Set problem: Below is some material; set it all down exactly, apart from the pictures.

⁂

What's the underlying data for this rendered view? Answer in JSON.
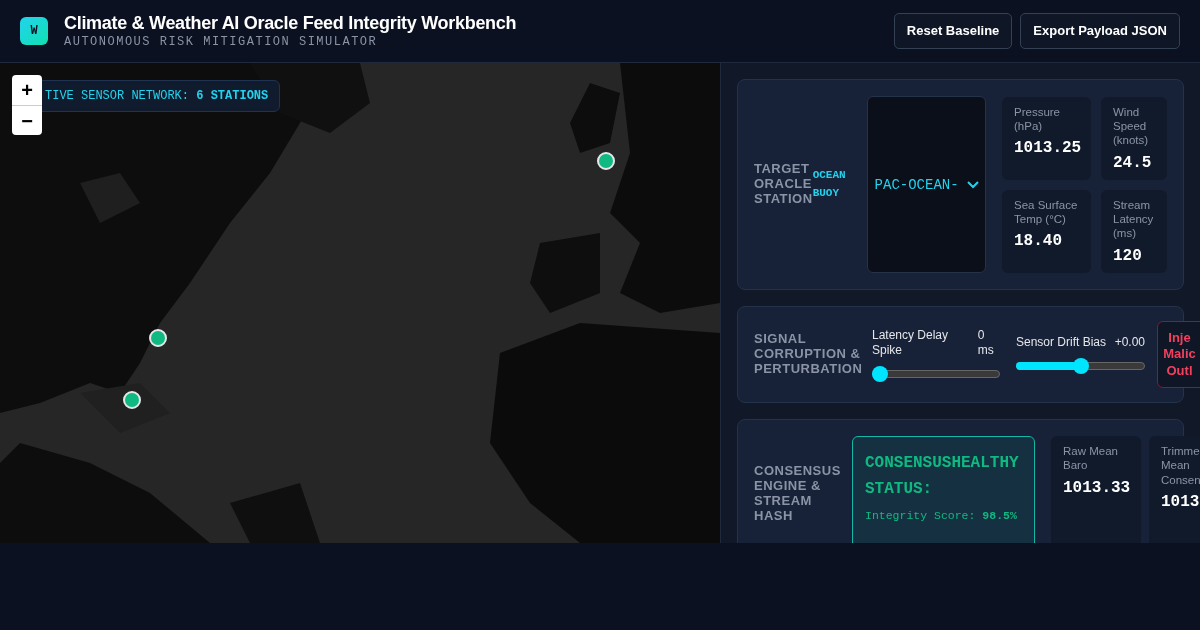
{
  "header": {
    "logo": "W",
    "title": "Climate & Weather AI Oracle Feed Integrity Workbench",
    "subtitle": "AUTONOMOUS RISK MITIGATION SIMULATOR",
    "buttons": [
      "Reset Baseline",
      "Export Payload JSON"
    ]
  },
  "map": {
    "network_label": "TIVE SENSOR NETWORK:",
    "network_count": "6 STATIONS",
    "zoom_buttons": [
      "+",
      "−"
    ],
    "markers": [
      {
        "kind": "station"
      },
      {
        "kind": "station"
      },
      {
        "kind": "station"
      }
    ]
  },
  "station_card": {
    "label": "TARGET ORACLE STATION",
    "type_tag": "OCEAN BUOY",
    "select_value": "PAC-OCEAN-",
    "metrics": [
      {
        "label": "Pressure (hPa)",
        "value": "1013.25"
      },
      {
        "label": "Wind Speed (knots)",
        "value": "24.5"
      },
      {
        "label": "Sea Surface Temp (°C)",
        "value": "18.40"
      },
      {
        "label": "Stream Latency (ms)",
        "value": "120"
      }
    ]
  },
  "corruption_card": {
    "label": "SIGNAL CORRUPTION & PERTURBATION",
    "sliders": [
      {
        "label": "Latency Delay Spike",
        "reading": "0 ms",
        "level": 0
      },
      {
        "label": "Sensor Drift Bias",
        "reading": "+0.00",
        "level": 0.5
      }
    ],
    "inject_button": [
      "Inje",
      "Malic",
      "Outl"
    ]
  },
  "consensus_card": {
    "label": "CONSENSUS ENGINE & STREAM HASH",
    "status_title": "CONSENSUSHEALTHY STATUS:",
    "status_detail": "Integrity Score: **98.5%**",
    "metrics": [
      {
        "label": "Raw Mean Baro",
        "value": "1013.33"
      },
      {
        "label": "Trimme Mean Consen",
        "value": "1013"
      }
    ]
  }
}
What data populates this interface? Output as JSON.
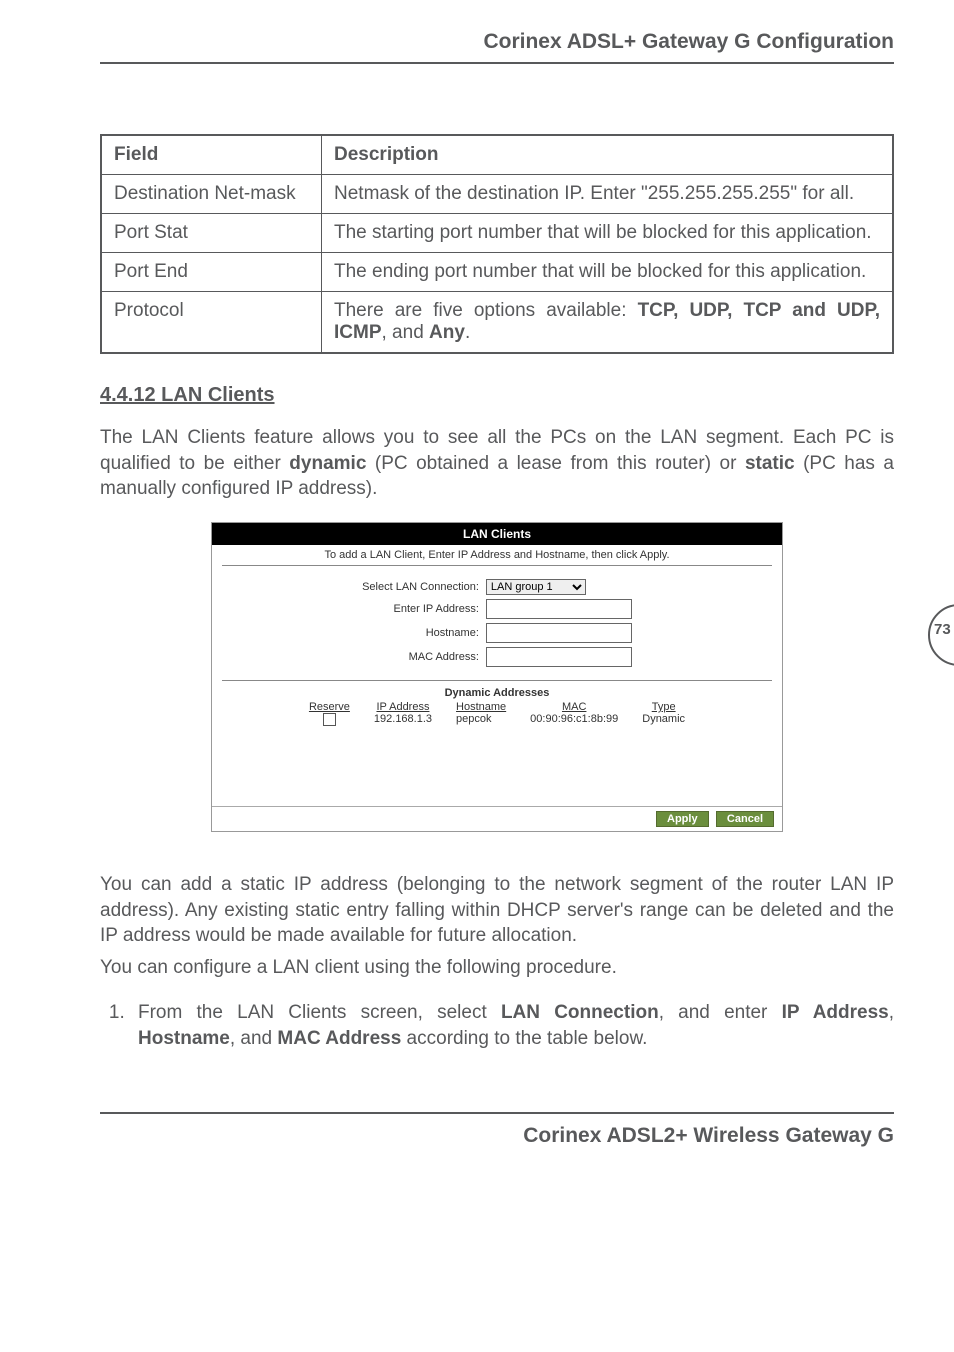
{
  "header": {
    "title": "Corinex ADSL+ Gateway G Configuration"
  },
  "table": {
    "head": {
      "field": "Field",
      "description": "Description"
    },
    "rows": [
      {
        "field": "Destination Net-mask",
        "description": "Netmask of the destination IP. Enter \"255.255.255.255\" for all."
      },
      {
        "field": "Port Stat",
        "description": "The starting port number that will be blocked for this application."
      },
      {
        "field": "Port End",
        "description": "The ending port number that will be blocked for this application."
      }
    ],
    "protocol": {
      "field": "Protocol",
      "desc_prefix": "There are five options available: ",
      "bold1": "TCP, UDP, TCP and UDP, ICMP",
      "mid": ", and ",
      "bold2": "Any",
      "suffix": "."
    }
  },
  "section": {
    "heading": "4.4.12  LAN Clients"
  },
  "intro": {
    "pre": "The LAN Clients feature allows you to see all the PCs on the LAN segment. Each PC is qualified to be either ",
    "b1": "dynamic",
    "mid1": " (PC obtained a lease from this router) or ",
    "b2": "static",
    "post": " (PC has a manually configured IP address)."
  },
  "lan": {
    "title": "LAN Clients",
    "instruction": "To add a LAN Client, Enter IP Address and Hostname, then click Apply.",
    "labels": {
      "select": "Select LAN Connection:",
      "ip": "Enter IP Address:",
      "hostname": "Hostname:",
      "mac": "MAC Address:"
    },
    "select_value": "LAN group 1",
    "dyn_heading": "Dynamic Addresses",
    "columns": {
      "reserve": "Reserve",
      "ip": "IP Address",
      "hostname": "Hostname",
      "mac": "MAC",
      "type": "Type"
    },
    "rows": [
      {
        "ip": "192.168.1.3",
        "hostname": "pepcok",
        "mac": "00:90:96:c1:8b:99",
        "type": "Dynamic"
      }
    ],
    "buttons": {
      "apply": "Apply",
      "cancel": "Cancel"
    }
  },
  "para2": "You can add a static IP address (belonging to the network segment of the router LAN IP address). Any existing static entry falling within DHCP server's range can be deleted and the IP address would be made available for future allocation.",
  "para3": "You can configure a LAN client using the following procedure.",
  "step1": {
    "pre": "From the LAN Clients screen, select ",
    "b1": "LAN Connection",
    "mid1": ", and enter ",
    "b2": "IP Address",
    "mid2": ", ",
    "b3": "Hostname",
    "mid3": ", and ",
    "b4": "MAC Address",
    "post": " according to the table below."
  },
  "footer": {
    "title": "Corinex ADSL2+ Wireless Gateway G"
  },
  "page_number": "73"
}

⁂

Task output:
What's the underlying data for this rendered view? Answer in JSON.
{
  "header": {
    "logo": "W",
    "title": "Climate & Weather AI Oracle Feed Integrity Workbench",
    "subtitle": "AUTONOMOUS RISK MITIGATION SIMULATOR",
    "buttons": [
      "Reset Baseline",
      "Export Payload JSON"
    ]
  },
  "map": {
    "network_label": "TIVE SENSOR NETWORK:",
    "network_count": "6 STATIONS",
    "zoom_buttons": [
      "+",
      "−"
    ],
    "markers": [
      {
        "kind": "station"
      },
      {
        "kind": "station"
      },
      {
        "kind": "station"
      }
    ]
  },
  "station_card": {
    "label": "TARGET ORACLE STATION",
    "type_tag": "OCEAN BUOY",
    "select_value": "PAC-OCEAN-",
    "metrics": [
      {
        "label": "Pressure (hPa)",
        "value": "1013.25"
      },
      {
        "label": "Wind Speed (knots)",
        "value": "24.5"
      },
      {
        "label": "Sea Surface Temp (°C)",
        "value": "18.40"
      },
      {
        "label": "Stream Latency (ms)",
        "value": "120"
      }
    ]
  },
  "corruption_card": {
    "label": "SIGNAL CORRUPTION & PERTURBATION",
    "sliders": [
      {
        "label": "Latency Delay Spike",
        "reading": "0 ms",
        "level": 0
      },
      {
        "label": "Sensor Drift Bias",
        "reading": "+0.00",
        "level": 0.5
      }
    ],
    "inject_button": [
      "Inje",
      "Malic",
      "Outl"
    ]
  },
  "consensus_card": {
    "label": "CONSENSUS ENGINE & STREAM HASH",
    "status_title": "CONSENSUSHEALTHY STATUS:",
    "status_detail": "Integrity Score: **98.5%**",
    "metrics": [
      {
        "label": "Raw Mean Baro",
        "value": "1013.33"
      },
      {
        "label": "Trimme Mean Consen",
        "value": "1013"
      }
    ]
  }
}
What data populates this interface? Output as JSON.
{
  "header": {
    "title": "Corinex ADSL+ Gateway G Configuration"
  },
  "table": {
    "head": {
      "field": "Field",
      "description": "Description"
    },
    "rows": [
      {
        "field": "Destination Net-mask",
        "description": "Netmask of the destination IP. Enter \"255.255.255.255\" for all."
      },
      {
        "field": "Port Stat",
        "description": "The starting port number that will be blocked for this application."
      },
      {
        "field": "Port End",
        "description": "The ending port number that will be blocked for this application."
      }
    ],
    "protocol": {
      "field": "Protocol",
      "desc_prefix": "There are five options available: ",
      "bold1": "TCP, UDP, TCP and UDP, ICMP",
      "mid": ", and ",
      "bold2": "Any",
      "suffix": "."
    }
  },
  "section": {
    "heading": "4.4.12  LAN Clients"
  },
  "intro": {
    "pre": "The LAN Clients feature allows you to see all the PCs on the LAN segment. Each PC is qualified to be either ",
    "b1": "dynamic",
    "mid1": " (PC obtained a lease from this router) or ",
    "b2": "static",
    "post": " (PC has a manually configured IP address)."
  },
  "lan": {
    "title": "LAN Clients",
    "instruction": "To add a LAN Client, Enter IP Address and Hostname, then click Apply.",
    "labels": {
      "select": "Select LAN Connection:",
      "ip": "Enter IP Address:",
      "hostname": "Hostname:",
      "mac": "MAC Address:"
    },
    "select_value": "LAN group 1",
    "dyn_heading": "Dynamic Addresses",
    "columns": {
      "reserve": "Reserve",
      "ip": "IP Address",
      "hostname": "Hostname",
      "mac": "MAC",
      "type": "Type"
    },
    "rows": [
      {
        "ip": "192.168.1.3",
        "hostname": "pepcok",
        "mac": "00:90:96:c1:8b:99",
        "type": "Dynamic"
      }
    ],
    "buttons": {
      "apply": "Apply",
      "cancel": "Cancel"
    }
  },
  "para2": "You can add a static IP address (belonging to the network segment of the router LAN IP address). Any existing static entry falling within DHCP server's range can be deleted and the IP address would be made available for future allocation.",
  "para3": "You can configure a LAN client using the following procedure.",
  "step1": {
    "pre": "From the LAN Clients screen, select ",
    "b1": "LAN Connection",
    "mid1": ", and enter ",
    "b2": "IP Address",
    "mid2": ", ",
    "b3": "Hostname",
    "mid3": ", and ",
    "b4": "MAC Address",
    "post": " according to the table below."
  },
  "footer": {
    "title": "Corinex ADSL2+ Wireless Gateway G"
  },
  "page_number": "73"
}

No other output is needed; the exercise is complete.